Retype the data below without altering anything.

---+---

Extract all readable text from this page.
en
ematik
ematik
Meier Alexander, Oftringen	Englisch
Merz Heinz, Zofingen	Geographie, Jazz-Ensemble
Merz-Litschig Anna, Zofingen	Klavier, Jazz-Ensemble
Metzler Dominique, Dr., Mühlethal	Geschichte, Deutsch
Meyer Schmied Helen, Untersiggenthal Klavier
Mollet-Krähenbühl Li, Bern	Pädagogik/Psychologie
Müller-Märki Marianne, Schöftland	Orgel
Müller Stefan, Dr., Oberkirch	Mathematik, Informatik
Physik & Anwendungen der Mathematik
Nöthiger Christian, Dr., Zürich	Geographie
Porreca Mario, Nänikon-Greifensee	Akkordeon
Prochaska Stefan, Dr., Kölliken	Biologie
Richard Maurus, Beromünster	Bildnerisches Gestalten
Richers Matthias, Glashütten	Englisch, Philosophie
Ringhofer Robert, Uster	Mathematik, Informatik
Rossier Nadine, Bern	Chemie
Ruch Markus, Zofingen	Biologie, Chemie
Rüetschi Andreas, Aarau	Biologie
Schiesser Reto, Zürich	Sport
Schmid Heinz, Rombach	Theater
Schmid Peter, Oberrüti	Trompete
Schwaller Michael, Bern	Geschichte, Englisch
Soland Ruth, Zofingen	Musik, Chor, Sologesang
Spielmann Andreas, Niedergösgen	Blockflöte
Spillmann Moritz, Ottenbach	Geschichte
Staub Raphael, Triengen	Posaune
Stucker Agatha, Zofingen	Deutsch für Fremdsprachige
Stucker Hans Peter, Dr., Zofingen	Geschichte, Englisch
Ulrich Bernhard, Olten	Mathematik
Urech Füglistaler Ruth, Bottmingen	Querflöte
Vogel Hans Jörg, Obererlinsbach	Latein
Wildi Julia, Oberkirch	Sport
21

---+---

▸ **Result of this exercise**:
Extract all readable text from this page.
en
ematik
ematik
Meier Alexander, Oftringen	Englisch
Merz Heinz, Zofingen	Geographie, Jazz-Ensemble
Merz-Litschig Anna, Zofingen	Klavier, Jazz-Ensemble
Metzler Dominique, Dr., Mühlethal	Geschichte, Deutsch
Meyer Schmied Helen, Untersiggenthal Klavier
Mollet-Krähenbühl Li, Bern	Pädagogik/Psychologie
Müller-Märki Marianne, Schöftland	Orgel
Müller Stefan, Dr., Oberkirch	Mathematik, Informatik
Physik & Anwendungen der Mathematik
Nöthiger Christian, Dr., Zürich	Geographie
Porreca Mario, Nänikon-Greifensee	Akkordeon
Prochaska Stefan, Dr., Kölliken	Biologie
Richard Maurus, Beromünster	Bildnerisches Gestalten
Richers Matthias, Glashütten	Englisch, Philosophie
Ringhofer Robert, Uster	Mathematik, Informatik
Rossier Nadine, Bern	Chemie
Ruch Markus, Zofingen	Biologie, Chemie
Rüetschi Andreas, Aarau	Biologie
Schiesser Reto, Zürich	Sport
Schmid Heinz, Rombach	Theater
Schmid Peter, Oberrüti	Trompete
Schwaller Michael, Bern	Geschichte, Englisch
Soland Ruth, Zofingen	Musik, Chor, Sologesang
Spielmann Andreas, Niedergösgen	Blockflöte
Spillmann Moritz, Ottenbach	Geschichte
Staub Raphael, Triengen	Posaune
Stucker Agatha, Zofingen	Deutsch für Fremdsprachige
Stucker Hans Peter, Dr., Zofingen	Geschichte, Englisch
Ulrich Bernhard, Olten	Mathematik
Urech Füglistaler Ruth, Bottmingen	Querflöte
Vogel Hans Jörg, Obererlinsbach	Latein
Wildi Julia, Oberkirch	Sport
21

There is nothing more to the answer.